WRITTEN TASK: Find "Convert this document image to plain text." in the material below, then copy that line and every subsequent line to the end, exactly.

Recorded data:

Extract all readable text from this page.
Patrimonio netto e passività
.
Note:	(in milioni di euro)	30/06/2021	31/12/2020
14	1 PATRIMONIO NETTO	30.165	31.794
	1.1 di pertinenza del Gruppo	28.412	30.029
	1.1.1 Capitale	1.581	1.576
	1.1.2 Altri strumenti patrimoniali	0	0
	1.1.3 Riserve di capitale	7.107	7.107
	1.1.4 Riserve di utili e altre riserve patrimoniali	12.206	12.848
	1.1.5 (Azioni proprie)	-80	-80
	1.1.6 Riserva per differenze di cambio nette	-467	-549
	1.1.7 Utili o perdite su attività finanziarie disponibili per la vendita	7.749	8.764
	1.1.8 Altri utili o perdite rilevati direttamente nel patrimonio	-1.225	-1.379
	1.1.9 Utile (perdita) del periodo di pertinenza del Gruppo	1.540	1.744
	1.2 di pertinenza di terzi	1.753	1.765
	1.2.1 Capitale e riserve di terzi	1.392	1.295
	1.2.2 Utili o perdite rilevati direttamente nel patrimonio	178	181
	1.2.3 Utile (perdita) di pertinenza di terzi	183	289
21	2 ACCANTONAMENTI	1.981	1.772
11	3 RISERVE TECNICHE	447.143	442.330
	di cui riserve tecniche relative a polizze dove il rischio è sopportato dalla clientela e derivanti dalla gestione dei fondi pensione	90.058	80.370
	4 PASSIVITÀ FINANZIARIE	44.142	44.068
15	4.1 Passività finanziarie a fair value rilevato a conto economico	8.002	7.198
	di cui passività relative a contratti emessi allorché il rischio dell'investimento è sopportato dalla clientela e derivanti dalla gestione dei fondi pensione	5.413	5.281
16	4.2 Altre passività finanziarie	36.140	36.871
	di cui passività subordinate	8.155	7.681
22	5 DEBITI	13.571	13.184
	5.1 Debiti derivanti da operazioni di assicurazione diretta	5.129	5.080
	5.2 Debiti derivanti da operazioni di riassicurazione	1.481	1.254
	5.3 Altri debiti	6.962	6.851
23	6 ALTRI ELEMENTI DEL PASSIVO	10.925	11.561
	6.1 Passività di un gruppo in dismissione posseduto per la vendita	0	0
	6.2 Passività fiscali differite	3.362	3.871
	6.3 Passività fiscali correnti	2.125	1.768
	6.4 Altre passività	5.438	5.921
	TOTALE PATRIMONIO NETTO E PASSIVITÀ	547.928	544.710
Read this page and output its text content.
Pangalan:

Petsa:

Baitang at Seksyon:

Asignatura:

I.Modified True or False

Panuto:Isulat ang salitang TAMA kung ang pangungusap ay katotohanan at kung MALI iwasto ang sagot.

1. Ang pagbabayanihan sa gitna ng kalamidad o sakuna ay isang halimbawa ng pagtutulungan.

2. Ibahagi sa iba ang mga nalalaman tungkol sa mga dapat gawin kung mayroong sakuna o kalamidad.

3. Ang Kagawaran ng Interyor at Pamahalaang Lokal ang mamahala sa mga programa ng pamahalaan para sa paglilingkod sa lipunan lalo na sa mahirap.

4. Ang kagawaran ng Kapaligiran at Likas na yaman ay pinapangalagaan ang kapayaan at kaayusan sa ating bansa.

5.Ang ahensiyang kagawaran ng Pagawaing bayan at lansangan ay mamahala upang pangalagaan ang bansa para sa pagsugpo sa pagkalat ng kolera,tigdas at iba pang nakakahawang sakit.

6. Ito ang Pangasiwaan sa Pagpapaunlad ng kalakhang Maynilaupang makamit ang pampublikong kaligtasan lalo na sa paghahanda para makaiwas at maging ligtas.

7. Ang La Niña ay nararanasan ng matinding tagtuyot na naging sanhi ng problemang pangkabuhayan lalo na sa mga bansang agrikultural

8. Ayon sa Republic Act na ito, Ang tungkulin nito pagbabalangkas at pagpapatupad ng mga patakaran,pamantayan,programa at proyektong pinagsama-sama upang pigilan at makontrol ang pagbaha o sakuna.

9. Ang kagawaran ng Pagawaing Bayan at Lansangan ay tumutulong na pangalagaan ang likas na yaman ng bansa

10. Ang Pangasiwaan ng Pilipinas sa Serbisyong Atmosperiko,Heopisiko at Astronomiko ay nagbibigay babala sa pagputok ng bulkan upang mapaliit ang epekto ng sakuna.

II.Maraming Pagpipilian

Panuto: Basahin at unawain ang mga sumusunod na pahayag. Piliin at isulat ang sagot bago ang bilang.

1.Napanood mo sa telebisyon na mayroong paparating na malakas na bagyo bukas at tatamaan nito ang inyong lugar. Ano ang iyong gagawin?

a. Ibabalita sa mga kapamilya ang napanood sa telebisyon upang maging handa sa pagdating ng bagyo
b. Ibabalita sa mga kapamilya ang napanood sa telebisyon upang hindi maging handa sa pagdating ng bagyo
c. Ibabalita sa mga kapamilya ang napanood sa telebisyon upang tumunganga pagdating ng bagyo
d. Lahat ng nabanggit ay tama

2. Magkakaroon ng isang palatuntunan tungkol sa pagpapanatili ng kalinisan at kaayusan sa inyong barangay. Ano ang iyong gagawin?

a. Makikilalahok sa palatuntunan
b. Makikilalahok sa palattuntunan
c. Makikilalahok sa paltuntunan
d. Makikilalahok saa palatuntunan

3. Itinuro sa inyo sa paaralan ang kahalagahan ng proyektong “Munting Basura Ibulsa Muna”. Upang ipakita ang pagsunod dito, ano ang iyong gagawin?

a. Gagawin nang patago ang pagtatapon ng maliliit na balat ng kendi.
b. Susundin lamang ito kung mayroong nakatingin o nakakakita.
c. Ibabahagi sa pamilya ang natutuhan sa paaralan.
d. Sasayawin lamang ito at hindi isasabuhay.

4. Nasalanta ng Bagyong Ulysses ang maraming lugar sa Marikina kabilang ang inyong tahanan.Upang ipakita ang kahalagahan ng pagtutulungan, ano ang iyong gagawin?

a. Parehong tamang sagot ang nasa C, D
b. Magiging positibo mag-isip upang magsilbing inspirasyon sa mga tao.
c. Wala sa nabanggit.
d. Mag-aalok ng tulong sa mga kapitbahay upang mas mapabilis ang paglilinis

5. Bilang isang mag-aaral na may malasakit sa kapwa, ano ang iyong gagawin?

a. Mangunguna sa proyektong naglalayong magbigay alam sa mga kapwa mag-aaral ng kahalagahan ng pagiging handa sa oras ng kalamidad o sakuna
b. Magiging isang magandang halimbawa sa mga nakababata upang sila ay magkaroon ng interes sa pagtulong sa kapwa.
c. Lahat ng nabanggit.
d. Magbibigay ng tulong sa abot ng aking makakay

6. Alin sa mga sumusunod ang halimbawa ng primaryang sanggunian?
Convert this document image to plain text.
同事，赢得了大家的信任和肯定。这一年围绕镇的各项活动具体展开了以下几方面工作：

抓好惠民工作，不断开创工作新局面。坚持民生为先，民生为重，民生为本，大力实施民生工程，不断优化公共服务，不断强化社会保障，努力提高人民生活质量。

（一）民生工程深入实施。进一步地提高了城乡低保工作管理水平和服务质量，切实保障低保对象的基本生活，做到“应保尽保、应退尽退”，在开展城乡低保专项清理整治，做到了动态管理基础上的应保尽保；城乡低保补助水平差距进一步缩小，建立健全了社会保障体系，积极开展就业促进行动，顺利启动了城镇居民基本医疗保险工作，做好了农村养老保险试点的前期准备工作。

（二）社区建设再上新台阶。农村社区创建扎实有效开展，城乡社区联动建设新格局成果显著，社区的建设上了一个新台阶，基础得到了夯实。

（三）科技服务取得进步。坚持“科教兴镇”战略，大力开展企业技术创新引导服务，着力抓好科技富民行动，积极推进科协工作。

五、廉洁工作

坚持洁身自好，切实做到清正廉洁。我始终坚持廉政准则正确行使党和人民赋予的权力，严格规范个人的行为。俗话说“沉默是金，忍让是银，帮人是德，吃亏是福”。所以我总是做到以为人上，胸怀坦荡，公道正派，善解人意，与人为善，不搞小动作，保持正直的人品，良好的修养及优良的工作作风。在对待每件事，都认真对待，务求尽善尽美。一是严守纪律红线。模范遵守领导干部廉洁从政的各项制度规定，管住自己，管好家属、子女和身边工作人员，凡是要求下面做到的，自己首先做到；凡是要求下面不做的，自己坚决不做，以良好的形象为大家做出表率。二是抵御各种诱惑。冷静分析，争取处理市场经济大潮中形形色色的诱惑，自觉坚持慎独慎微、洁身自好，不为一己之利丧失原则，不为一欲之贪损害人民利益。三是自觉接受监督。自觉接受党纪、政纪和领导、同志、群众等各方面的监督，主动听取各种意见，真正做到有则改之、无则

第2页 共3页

TASK OUTPUT:
Convert this document image to plain text.
同事，赢得了大家的信任和肯定。这一年围绕镇的各项活动具体展开了以下几方面工作：

抓好惠民工作，不断开创工作新局面。坚持民生为先，民生为重，民生为本，大力实施民生工程，不断优化公共服务，不断强化社会保障，努力提高人民生活质量。

（一）民生工程深入实施。进一步地提高了城乡低保工作管理水平和服务质量，切实保障低保对象的基本生活，做到“应保尽保、应退尽退”，在开展城乡低保专项清理整治，做到了动态管理基础上的应保尽保；城乡低保补助水平差距进一步缩小，建立健全了社会保障体系，积极开展就业促进行动，顺利启动了城镇居民基本医疗保险工作，做好了农村养老保险试点的前期准备工作。

（二）社区建设再上新台阶。农村社区创建扎实有效开展，城乡社区联动建设新格局成果显著，社区的建设上了一个新台阶，基础得到了夯实。

（三）科技服务取得进步。坚持“科教兴镇”战略，大力开展企业技术创新引导服务，着力抓好科技富民行动，积极推进科协工作。

五、廉洁工作

坚持洁身自好，切实做到清正廉洁。我始终坚持廉政准则正确行使党和人民赋予的权力，严格规范个人的行为。俗话说“沉默是金，忍让是银，帮人是德，吃亏是福”。所以我总是做到以为人上，胸怀坦荡，公道正派，善解人意，与人为善，不搞小动作，保持正直的人品，良好的修养及优良的工作作风。在对待每件事，都认真对待，务求尽善尽美。一是严守纪律红线。模范遵守领导干部廉洁从政的各项制度规定，管住自己，管好家属、子女和身边工作人员，凡是要求下面做到的，自己首先做到；凡是要求下面不做的，自己坚决不做，以良好的形象为大家做出表率。二是抵御各种诱惑。冷静分析，争取处理市场经济大潮中形形色色的诱惑，自觉坚持慎独慎微、洁身自好，不为一己之利丧失原则，不为一欲之贪损害人民利益。三是自觉接受监督。自觉接受党纪、政纪和领导、同志、群众等各方面的监督，主动听取各种意见，真正做到有则改之、无则

第2页 共3页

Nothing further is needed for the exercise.